→ Given records:
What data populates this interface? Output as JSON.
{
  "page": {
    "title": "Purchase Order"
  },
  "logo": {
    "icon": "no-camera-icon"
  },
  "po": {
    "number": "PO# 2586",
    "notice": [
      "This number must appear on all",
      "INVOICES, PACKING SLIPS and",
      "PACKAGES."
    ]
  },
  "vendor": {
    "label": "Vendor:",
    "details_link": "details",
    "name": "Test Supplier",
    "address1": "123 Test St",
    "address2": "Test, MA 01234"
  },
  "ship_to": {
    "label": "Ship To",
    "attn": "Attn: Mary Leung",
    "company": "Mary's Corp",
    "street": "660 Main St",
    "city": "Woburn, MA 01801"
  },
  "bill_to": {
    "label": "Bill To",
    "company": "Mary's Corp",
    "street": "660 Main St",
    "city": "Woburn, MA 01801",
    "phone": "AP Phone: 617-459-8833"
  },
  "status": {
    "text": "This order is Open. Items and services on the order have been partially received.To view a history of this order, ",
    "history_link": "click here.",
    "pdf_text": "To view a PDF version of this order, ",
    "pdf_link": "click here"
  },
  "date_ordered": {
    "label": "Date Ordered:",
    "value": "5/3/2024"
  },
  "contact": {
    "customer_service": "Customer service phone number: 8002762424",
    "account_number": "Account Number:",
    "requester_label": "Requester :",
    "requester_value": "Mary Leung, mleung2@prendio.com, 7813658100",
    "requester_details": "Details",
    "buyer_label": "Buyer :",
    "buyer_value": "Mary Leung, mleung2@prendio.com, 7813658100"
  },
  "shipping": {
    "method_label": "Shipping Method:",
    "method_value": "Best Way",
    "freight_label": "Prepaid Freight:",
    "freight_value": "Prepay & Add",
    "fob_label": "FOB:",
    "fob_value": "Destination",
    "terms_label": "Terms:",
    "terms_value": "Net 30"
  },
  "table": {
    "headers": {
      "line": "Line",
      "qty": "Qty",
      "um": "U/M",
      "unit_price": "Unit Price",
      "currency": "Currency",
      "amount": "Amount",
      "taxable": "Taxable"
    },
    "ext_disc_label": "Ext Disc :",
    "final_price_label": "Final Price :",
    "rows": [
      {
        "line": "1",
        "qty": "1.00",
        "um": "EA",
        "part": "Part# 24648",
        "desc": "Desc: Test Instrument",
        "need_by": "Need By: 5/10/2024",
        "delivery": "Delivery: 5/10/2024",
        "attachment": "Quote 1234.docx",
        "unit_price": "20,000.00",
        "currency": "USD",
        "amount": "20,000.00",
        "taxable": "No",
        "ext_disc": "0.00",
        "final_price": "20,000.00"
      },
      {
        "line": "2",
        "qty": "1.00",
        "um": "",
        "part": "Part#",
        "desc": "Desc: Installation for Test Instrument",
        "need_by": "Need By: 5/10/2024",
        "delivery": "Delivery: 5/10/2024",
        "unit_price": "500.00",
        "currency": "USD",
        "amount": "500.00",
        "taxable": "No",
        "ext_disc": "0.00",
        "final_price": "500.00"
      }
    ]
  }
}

→ What you have to do: Return every entry verbatim.

→ The completed task:
What data populates this interface? Output as JSON.
{
  "page": {
    "title": "Purchase Order"
  },
  "logo": {
    "icon": "no-camera-icon"
  },
  "po": {
    "number": "PO# 2586",
    "notice": [
      "This number must appear on all",
      "INVOICES, PACKING SLIPS and",
      "PACKAGES."
    ]
  },
  "vendor": {
    "label": "Vendor:",
    "details_link": "details",
    "name": "Test Supplier",
    "address1": "123 Test St",
    "address2": "Test, MA 01234"
  },
  "ship_to": {
    "label": "Ship To",
    "attn": "Attn: Mary Leung",
    "company": "Mary's Corp",
    "street": "660 Main St",
    "city": "Woburn, MA 01801"
  },
  "bill_to": {
    "label": "Bill To",
    "company": "Mary's Corp",
    "street": "660 Main St",
    "city": "Woburn, MA 01801",
    "phone": "AP Phone: 617-459-8833"
  },
  "status": {
    "text": "This order is Open. Items and services on the order have been partially received.To view a history of this order, ",
    "history_link": "click here.",
    "pdf_text": "To view a PDF version of this order, ",
    "pdf_link": "click here"
  },
  "date_ordered": {
    "label": "Date Ordered:",
    "value": "5/3/2024"
  },
  "contact": {
    "customer_service": "Customer service phone number: 8002762424",
    "account_number": "Account Number:",
    "requester_label": "Requester :",
    "requester_value": "Mary Leung, mleung2@prendio.com, 7813658100",
    "requester_details": "Details",
    "buyer_label": "Buyer :",
    "buyer_value": "Mary Leung, mleung2@prendio.com, 7813658100"
  },
  "shipping": {
    "method_label": "Shipping Method:",
    "method_value": "Best Way",
    "freight_label": "Prepaid Freight:",
    "freight_value": "Prepay & Add",
    "fob_label": "FOB:",
    "fob_value": "Destination",
    "terms_label": "Terms:",
    "terms_value": "Net 30"
  },
  "table": {
    "headers": {
      "line": "Line",
      "qty": "Qty",
      "um": "U/M",
      "unit_price": "Unit Price",
      "currency": "Currency",
      "amount": "Amount",
      "taxable": "Taxable"
    },
    "ext_disc_label": "Ext Disc :",
    "final_price_label": "Final Price :",
    "rows": [
      {
        "line": "1",
        "qty": "1.00",
        "um": "EA",
        "part": "Part# 24648",
        "desc": "Desc: Test Instrument",
        "need_by": "Need By: 5/10/2024",
        "delivery": "Delivery: 5/10/2024",
        "attachment": "Quote 1234.docx",
        "unit_price": "20,000.00",
        "currency": "USD",
        "amount": "20,000.00",
        "taxable": "No",
        "ext_disc": "0.00",
        "final_price": "20,000.00"
      },
      {
        "line": "2",
        "qty": "1.00",
        "um": "",
        "part": "Part#",
        "desc": "Desc: Installation for Test Instrument",
        "need_by": "Need By: 5/10/2024",
        "delivery": "Delivery: 5/10/2024",
        "unit_price": "500.00",
        "currency": "USD",
        "amount": "500.00",
        "taxable": "No",
        "ext_disc": "0.00",
        "final_price": "500.00"
      }
    ]
  }
}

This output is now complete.